GOAL: Exclude the pictures; give every entry again exactly as written.

PROVIDED INFORMATION:

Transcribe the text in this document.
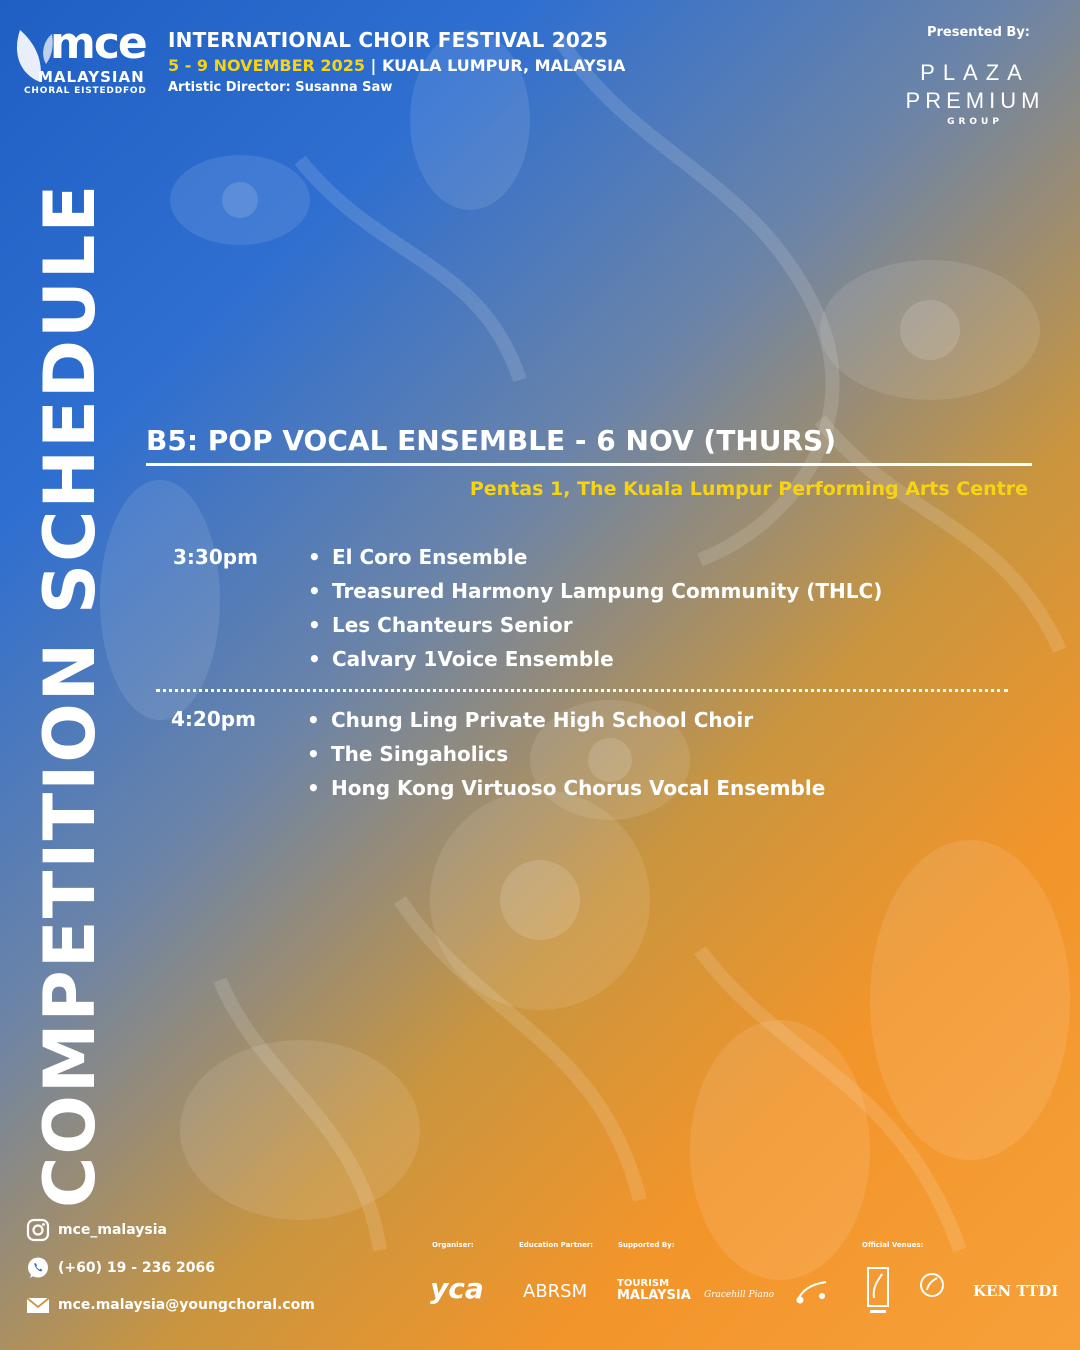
mce
MALAYSIAN
CHORAL EISTEDDFOD
INTERNATIONAL CHOIR FESTIVAL 2025
5 - 9 NOVEMBER 2025 | KUALA LUMPUR, MALAYSIA
Artistic Director: Susanna Saw
Presented By:
PLAZA
PREMIUM
GROUP
COMPETITION SCHEDULE B5: POP VOCAL ENSEMBLE - 6 NOV (THURS)
Pentas 1, The Kuala Lumpur Performing Arts Centre
3:30pm	• El Coro Ensemble
• Treasured Harmony Lampung Community (THLC)
• Les Chanteurs Senior
• Calvary 1Voice Ensemble
4:20pm	• Chung Ling Private High School Choir
• The Singaholics
• Hong Kong Virtuoso Chorus Vocal Ensemble
mce_malaysia
(+60) 19 - 236 2066
mce.malaysia@youngchoral.com
Organiser:	Education Partner:	Supported By:	Official Venues:
yca ABRSM	TOURISM
MALAYSIA Gracehill Piano	KEN TTDI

SOLUTION FOR THIS PROBLEM:
Transcribe the text in this document.
mce
MALAYSIAN
CHORAL EISTEDDFOD
INTERNATIONAL CHOIR FESTIVAL 2025
5 - 9 NOVEMBER 2025 | KUALA LUMPUR, MALAYSIA
Artistic Director: Susanna Saw
Presented By:
PLAZA
PREMIUM
GROUP
COMPETITION SCHEDULE B5: POP VOCAL ENSEMBLE - 6 NOV (THURS)
Pentas 1, The Kuala Lumpur Performing Arts Centre
3:30pm	• El Coro Ensemble
• Treasured Harmony Lampung Community (THLC)
• Les Chanteurs Senior
• Calvary 1Voice Ensemble
4:20pm	• Chung Ling Private High School Choir
• The Singaholics
• Hong Kong Virtuoso Chorus Vocal Ensemble
mce_malaysia
(+60) 19 - 236 2066
mce.malaysia@youngchoral.com
Organiser:	Education Partner:	Supported By:	Official Venues:
yca ABRSM	TOURISM
MALAYSIA Gracehill Piano	KEN TTDI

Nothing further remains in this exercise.